- Challenge
Output every entry exactly, from the first line to the last.

- Records for processing
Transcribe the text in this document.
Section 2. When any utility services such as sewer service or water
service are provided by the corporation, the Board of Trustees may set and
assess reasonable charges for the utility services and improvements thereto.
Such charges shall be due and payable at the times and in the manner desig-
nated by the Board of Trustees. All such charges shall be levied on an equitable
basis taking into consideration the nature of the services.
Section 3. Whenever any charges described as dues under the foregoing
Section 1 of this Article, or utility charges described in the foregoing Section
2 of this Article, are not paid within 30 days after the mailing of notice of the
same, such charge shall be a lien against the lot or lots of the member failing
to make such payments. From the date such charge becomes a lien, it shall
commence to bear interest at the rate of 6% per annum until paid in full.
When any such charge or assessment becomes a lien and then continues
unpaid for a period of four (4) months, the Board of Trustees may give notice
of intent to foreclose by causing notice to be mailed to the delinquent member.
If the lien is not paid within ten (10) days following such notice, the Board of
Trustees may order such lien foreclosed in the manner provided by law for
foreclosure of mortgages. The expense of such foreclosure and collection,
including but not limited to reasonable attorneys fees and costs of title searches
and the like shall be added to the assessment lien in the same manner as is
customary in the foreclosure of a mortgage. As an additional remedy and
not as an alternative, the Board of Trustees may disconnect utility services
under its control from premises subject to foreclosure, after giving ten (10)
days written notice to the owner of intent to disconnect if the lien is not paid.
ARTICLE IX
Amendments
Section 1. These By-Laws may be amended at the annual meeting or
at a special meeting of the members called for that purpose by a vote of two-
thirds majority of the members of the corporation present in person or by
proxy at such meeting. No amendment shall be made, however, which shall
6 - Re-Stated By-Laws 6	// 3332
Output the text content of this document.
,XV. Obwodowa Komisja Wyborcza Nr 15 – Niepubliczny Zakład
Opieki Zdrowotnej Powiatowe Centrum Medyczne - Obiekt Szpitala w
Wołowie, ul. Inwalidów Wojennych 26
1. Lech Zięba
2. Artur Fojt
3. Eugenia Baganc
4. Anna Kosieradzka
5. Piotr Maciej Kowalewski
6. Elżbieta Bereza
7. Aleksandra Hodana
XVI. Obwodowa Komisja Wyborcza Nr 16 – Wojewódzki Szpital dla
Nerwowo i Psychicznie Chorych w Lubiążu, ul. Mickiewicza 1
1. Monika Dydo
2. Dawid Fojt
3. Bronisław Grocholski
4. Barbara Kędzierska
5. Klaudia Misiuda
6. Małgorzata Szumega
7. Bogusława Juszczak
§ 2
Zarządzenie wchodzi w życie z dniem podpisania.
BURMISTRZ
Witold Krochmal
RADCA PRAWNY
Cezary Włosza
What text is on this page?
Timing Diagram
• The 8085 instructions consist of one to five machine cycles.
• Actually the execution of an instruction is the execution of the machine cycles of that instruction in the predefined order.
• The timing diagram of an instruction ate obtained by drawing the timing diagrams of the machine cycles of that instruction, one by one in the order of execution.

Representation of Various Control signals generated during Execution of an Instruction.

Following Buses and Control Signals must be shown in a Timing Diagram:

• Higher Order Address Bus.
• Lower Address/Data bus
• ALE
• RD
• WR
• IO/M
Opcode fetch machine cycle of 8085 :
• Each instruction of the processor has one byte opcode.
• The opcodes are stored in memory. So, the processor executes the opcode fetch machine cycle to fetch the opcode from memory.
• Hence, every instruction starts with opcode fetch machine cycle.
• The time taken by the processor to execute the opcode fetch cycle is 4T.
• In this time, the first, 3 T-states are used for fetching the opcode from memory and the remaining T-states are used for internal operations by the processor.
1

- Response to the task
Transcribe the text in this document.
Section 2. When any utility services such as sewer service or water
service are provided by the corporation, the Board of Trustees may set and
assess reasonable charges for the utility services and improvements thereto.
Such charges shall be due and payable at the times and in the manner desig-
nated by the Board of Trustees. All such charges shall be levied on an equitable
basis taking into consideration the nature of the services.
Section 3. Whenever any charges described as dues under the foregoing
Section 1 of this Article, or utility charges described in the foregoing Section
2 of this Article, are not paid within 30 days after the mailing of notice of the
same, such charge shall be a lien against the lot or lots of the member failing
to make such payments. From the date such charge becomes a lien, it shall
commence to bear interest at the rate of 6% per annum until paid in full.
When any such charge or assessment becomes a lien and then continues
unpaid for a period of four (4) months, the Board of Trustees may give notice
of intent to foreclose by causing notice to be mailed to the delinquent member.
If the lien is not paid within ten (10) days following such notice, the Board of
Trustees may order such lien foreclosed in the manner provided by law for
foreclosure of mortgages. The expense of such foreclosure and collection,
including but not limited to reasonable attorneys fees and costs of title searches
and the like shall be added to the assessment lien in the same manner as is
customary in the foreclosure of a mortgage. As an additional remedy and
not as an alternative, the Board of Trustees may disconnect utility services
under its control from premises subject to foreclosure, after giving ten (10)
days written notice to the owner of intent to disconnect if the lien is not paid.
ARTICLE IX
Amendments
Section 1. These By-Laws may be amended at the annual meeting or
at a special meeting of the members called for that purpose by a vote of two-
thirds majority of the members of the corporation present in person or by
proxy at such meeting. No amendment shall be made, however, which shall
6 - Re-Stated By-Laws 6	// 3332
Output the text content of this document.
,XV. Obwodowa Komisja Wyborcza Nr 15 – Niepubliczny Zakład
Opieki Zdrowotnej Powiatowe Centrum Medyczne - Obiekt Szpitala w
Wołowie, ul. Inwalidów Wojennych 26
1. Lech Zięba
2. Artur Fojt
3. Eugenia Baganc
4. Anna Kosieradzka
5. Piotr Maciej Kowalewski
6. Elżbieta Bereza
7. Aleksandra Hodana
XVI. Obwodowa Komisja Wyborcza Nr 16 – Wojewódzki Szpital dla
Nerwowo i Psychicznie Chorych w Lubiążu, ul. Mickiewicza 1
1. Monika Dydo
2. Dawid Fojt
3. Bronisław Grocholski
4. Barbara Kędzierska
5. Klaudia Misiuda
6. Małgorzata Szumega
7. Bogusława Juszczak
§ 2
Zarządzenie wchodzi w życie z dniem podpisania.
BURMISTRZ
Witold Krochmal
RADCA PRAWNY
Cezary Włosza
What text is on this page?
Timing Diagram
• The 8085 instructions consist of one to five machine cycles.
• Actually the execution of an instruction is the execution of the machine cycles of that instruction in the predefined order.
• The timing diagram of an instruction ate obtained by drawing the timing diagrams of the machine cycles of that instruction, one by one in the order of execution.

Representation of Various Control signals generated during Execution of an Instruction.

Following Buses and Control Signals must be shown in a Timing Diagram:

• Higher Order Address Bus.
• Lower Address/Data bus
• ALE
• RD
• WR
• IO/M
Opcode fetch machine cycle of 8085 :
• Each instruction of the processor has one byte opcode.
• The opcodes are stored in memory. So, the processor executes the opcode fetch machine cycle to fetch the opcode from memory.
• Hence, every instruction starts with opcode fetch machine cycle.
• The time taken by the processor to execute the opcode fetch cycle is 4T.
• In this time, the first, 3 T-states are used for fetching the opcode from memory and the remaining T-states are used for internal operations by the processor.
1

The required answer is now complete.